====== EXERCISE DATA ======
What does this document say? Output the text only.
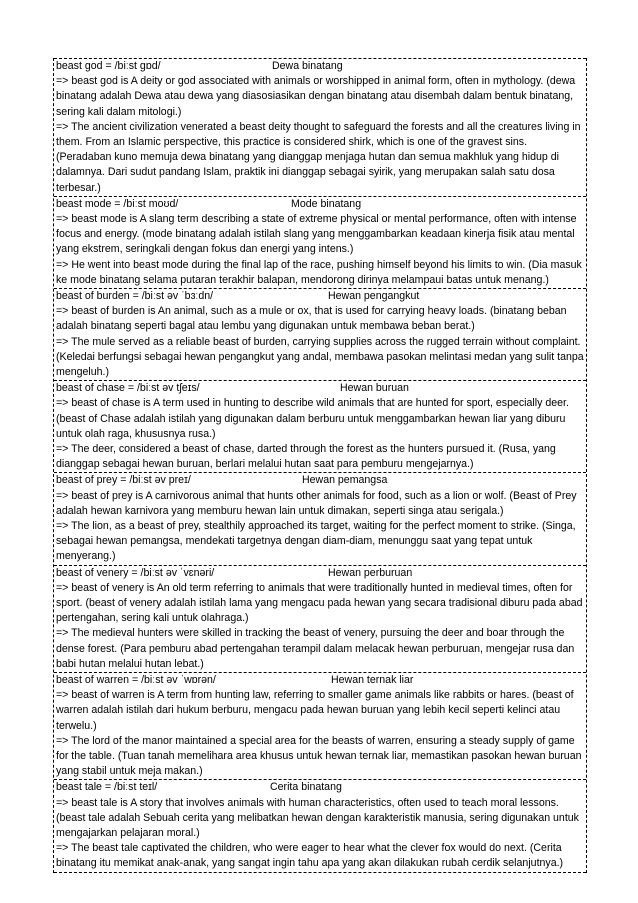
beast god = /biːst ɡɒd/	Dewa binatang
=> beast god is A deity or god associated with animals or worshipped in animal form, often in mythology. (dewa binatang adalah Dewa atau dewa yang diasosiasikan dengan binatang atau disembah dalam bentuk binatang, sering kali dalam mitologi.)
=> The ancient civilization venerated a beast deity thought to safeguard the forests and all the creatures living in them. From an Islamic perspective, this practice is considered shirk, which is one of the gravest sins. (Peradaban kuno memuja dewa binatang yang dianggap menjaga hutan dan semua makhluk yang hidup di dalamnya. Dari sudut pandang Islam, praktik ini dianggap sebagai syirik, yang merupakan salah satu dosa terbesar.)
beast mode = /biːst moʊd/	Mode binatang
=> beast mode is A slang term describing a state of extreme physical or mental performance, often with intense focus and energy. (mode binatang adalah istilah slang yang menggambarkan keadaan kinerja fisik atau mental yang ekstrem, seringkali dengan fokus dan energi yang intens.)
=> He went into beast mode during the final lap of the race, pushing himself beyond his limits to win. (Dia masuk ke mode binatang selama putaran terakhir balapan, mendorong dirinya melampaui batas untuk menang.)
beast of burden = /biːst əv ˈbɜːdn/	Hewan pengangkut
=> beast of burden is An animal, such as a mule or ox, that is used for carrying heavy loads. (binatang beban adalah binatang seperti bagal atau lembu yang digunakan untuk membawa beban berat.)
=> The mule served as a reliable beast of burden, carrying supplies across the rugged terrain without complaint. (Keledai berfungsi sebagai hewan pengangkut yang andal, membawa pasokan melintasi medan yang sulit tanpa mengeluh.)
beast of chase = /biːst əv tʃeɪs/	Hewan buruan
=> beast of chase is A term used in hunting to describe wild animals that are hunted for sport, especially deer. (beast of Chase adalah istilah yang digunakan dalam berburu untuk menggambarkan hewan liar yang diburu untuk olah raga, khususnya rusa.)
=> The deer, considered a beast of chase, darted through the forest as the hunters pursued it. (Rusa, yang dianggap sebagai hewan buruan, berlari melalui hutan saat para pemburu mengejarnya.)
beast of prey = /biːst əv preɪ/	Hewan pemangsa
=> beast of prey is A carnivorous animal that hunts other animals for food, such as a lion or wolf. (Beast of Prey adalah hewan karnivora yang memburu hewan lain untuk dimakan, seperti singa atau serigala.)
=> The lion, as a beast of prey, stealthily approached its target, waiting for the perfect moment to strike. (Singa, sebagai hewan pemangsa, mendekati targetnya dengan diam-diam, menunggu saat yang tepat untuk menyerang.)
beast of venery = /biːst əv ˈvɛnəri/	Hewan perburuan
=> beast of venery is An old term referring to animals that were traditionally hunted in medieval times, often for sport. (beast of venery adalah istilah lama yang mengacu pada hewan yang secara tradisional diburu pada abad pertengahan, sering kali untuk olahraga.)
=> The medieval hunters were skilled in tracking the beast of venery, pursuing the deer and boar through the dense forest. (Para pemburu abad pertengahan terampil dalam melacak hewan perburuan, mengejar rusa dan babi hutan melalui hutan lebat.)
beast of warren = /biːst əv ˈwɒrən/	Hewan ternak liar
=> beast of warren is A term from hunting law, referring to smaller game animals like rabbits or hares. (beast of warren adalah istilah dari hukum berburu, mengacu pada hewan buruan yang lebih kecil seperti kelinci atau terwelu.)
=> The lord of the manor maintained a special area for the beasts of warren, ensuring a steady supply of game for the table. (Tuan tanah memelihara area khusus untuk hewan ternak liar, memastikan pasokan hewan buruan yang stabil untuk meja makan.)
beast tale = /biːst teɪl/	Cerita binatang
=> beast tale is A story that involves animals with human characteristics, often used to teach moral lessons. (beast tale adalah Sebuah cerita yang melibatkan hewan dengan karakteristik manusia, sering digunakan untuk mengajarkan pelajaran moral.)
=> The beast tale captivated the children, who were eager to hear what the clever fox would do next. (Cerita binatang itu memikat anak-anak, yang sangat ingin tahu apa yang akan dilakukan rubah cerdik selanjutnya.)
======
EXERCISE DETAILS » Write out each entry exactly as given, but skip the pictures.

SOLUTION FOR THIS PROBLEM »
What does this document say? Output the text only.
beast god = /biːst ɡɒd/	Dewa binatang
=> beast god is A deity or god associated with animals or worshipped in animal form, often in mythology. (dewa binatang adalah Dewa atau dewa yang diasosiasikan dengan binatang atau disembah dalam bentuk binatang, sering kali dalam mitologi.)
=> The ancient civilization venerated a beast deity thought to safeguard the forests and all the creatures living in them. From an Islamic perspective, this practice is considered shirk, which is one of the gravest sins. (Peradaban kuno memuja dewa binatang yang dianggap menjaga hutan dan semua makhluk yang hidup di dalamnya. Dari sudut pandang Islam, praktik ini dianggap sebagai syirik, yang merupakan salah satu dosa terbesar.)
beast mode = /biːst moʊd/	Mode binatang
=> beast mode is A slang term describing a state of extreme physical or mental performance, often with intense focus and energy. (mode binatang adalah istilah slang yang menggambarkan keadaan kinerja fisik atau mental yang ekstrem, seringkali dengan fokus dan energi yang intens.)
=> He went into beast mode during the final lap of the race, pushing himself beyond his limits to win. (Dia masuk ke mode binatang selama putaran terakhir balapan, mendorong dirinya melampaui batas untuk menang.)
beast of burden = /biːst əv ˈbɜːdn/	Hewan pengangkut
=> beast of burden is An animal, such as a mule or ox, that is used for carrying heavy loads. (binatang beban adalah binatang seperti bagal atau lembu yang digunakan untuk membawa beban berat.)
=> The mule served as a reliable beast of burden, carrying supplies across the rugged terrain without complaint. (Keledai berfungsi sebagai hewan pengangkut yang andal, membawa pasokan melintasi medan yang sulit tanpa mengeluh.)
beast of chase = /biːst əv tʃeɪs/	Hewan buruan
=> beast of chase is A term used in hunting to describe wild animals that are hunted for sport, especially deer. (beast of Chase adalah istilah yang digunakan dalam berburu untuk menggambarkan hewan liar yang diburu untuk olah raga, khususnya rusa.)
=> The deer, considered a beast of chase, darted through the forest as the hunters pursued it. (Rusa, yang dianggap sebagai hewan buruan, berlari melalui hutan saat para pemburu mengejarnya.)
beast of prey = /biːst əv preɪ/	Hewan pemangsa
=> beast of prey is A carnivorous animal that hunts other animals for food, such as a lion or wolf. (Beast of Prey adalah hewan karnivora yang memburu hewan lain untuk dimakan, seperti singa atau serigala.)
=> The lion, as a beast of prey, stealthily approached its target, waiting for the perfect moment to strike. (Singa, sebagai hewan pemangsa, mendekati targetnya dengan diam-diam, menunggu saat yang tepat untuk menyerang.)
beast of venery = /biːst əv ˈvɛnəri/	Hewan perburuan
=> beast of venery is An old term referring to animals that were traditionally hunted in medieval times, often for sport. (beast of venery adalah istilah lama yang mengacu pada hewan yang secara tradisional diburu pada abad pertengahan, sering kali untuk olahraga.)
=> The medieval hunters were skilled in tracking the beast of venery, pursuing the deer and boar through the dense forest. (Para pemburu abad pertengahan terampil dalam melacak hewan perburuan, mengejar rusa dan babi hutan melalui hutan lebat.)
beast of warren = /biːst əv ˈwɒrən/	Hewan ternak liar
=> beast of warren is A term from hunting law, referring to smaller game animals like rabbits or hares. (beast of warren adalah istilah dari hukum berburu, mengacu pada hewan buruan yang lebih kecil seperti kelinci atau terwelu.)
=> The lord of the manor maintained a special area for the beasts of warren, ensuring a steady supply of game for the table. (Tuan tanah memelihara area khusus untuk hewan ternak liar, memastikan pasokan hewan buruan yang stabil untuk meja makan.)
beast tale = /biːst teɪl/	Cerita binatang
=> beast tale is A story that involves animals with human characteristics, often used to teach moral lessons. (beast tale adalah Sebuah cerita yang melibatkan hewan dengan karakteristik manusia, sering digunakan untuk mengajarkan pelajaran moral.)
=> The beast tale captivated the children, who were eager to hear what the clever fox would do next. (Cerita binatang itu memikat anak-anak, yang sangat ingin tahu apa yang akan dilakukan rubah cerdik selanjutnya.)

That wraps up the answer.